§ GIVEN TEXT:

According to the related work described in Section 2, the ZMP must always be located in the support polygon, and we thus established a biped robot model in the simulation environment as shown in Figure 3. At the beginning of simulation, the pendulum is in its reset state, as shown in Figure 3a. The ball accelerates and swings downward under the effect of gravity (where the pendulum is hard and the weight is negligible). When the iron ball collides with the back of the robot, the robot moves forward owing to the external force. At this time, the reinforcement learning algorithm begins to train the agent to interact with the environment (Figure 3b). The two experimental models are similar, and we thus used algorithms that perform well on the cart–table model to train the robot model and thus obtain a more reasonable and computationally efficient result.

3.2. Policy Training

Six DRL algorithms were used in training the cart–table model, namely, the PG, MC-based AC, TD-based AC, PPO, DDPG and model-based MPC methods were used to train the agent to control the movement of the cart so that the table leg is upright.

In the PG method, the policy was first parameterized, and the parameters were then updated using gradients. Finally, optimal parameters, expressing the optimal policy, were found. The regression network was used as the policy network because the output of the cart–table model is a continuous variable. Gaussian policies were used for agent training, and the mean and standard deviation of the Gaussian distribution were parameterized. The network model of the policy is shown in Figure 4. In the cart–table model, the state of six DRL algorithms is the cosine of the table angle, sine of the table angle, table rotation speed, cart position and cart speed. The output of the network is the driving force of the cart wheels. This state–action pair was used in the cart–table model with six algorithms described in this section.

§ MATERIAL:
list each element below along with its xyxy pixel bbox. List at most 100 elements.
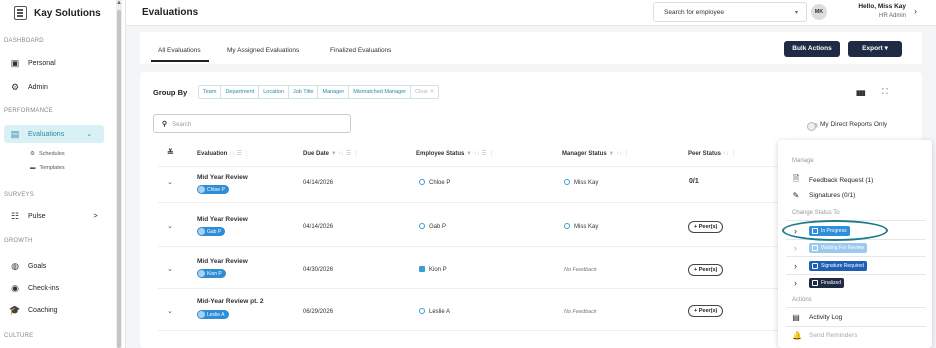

§ WORK REQUIRED: Please duplicate the robot-training text above from "According to the" up to and including "computationally efficient result.".

§ EXERCISE RESPONSE:
According to the related work described in Section 2, the ZMP must always be located in the support polygon, and we thus established a biped robot model in the simulation environment as shown in Figure 3. At the beginning of simulation, the pendulum is in its reset state, as shown in Figure 3a. The ball accelerates and swings downward under the effect of gravity (where the pendulum is hard and the weight is negligible). When the iron ball collides with the back of the robot, the robot moves forward owing to the external force. At this time, the reinforcement learning algorithm begins to train the agent to interact with the environment (Figure 3b). The two experimental models are similar, and we thus used algorithms that perform well on the cart–table model to train the robot model and thus obtain a more reasonable and computationally efficient result.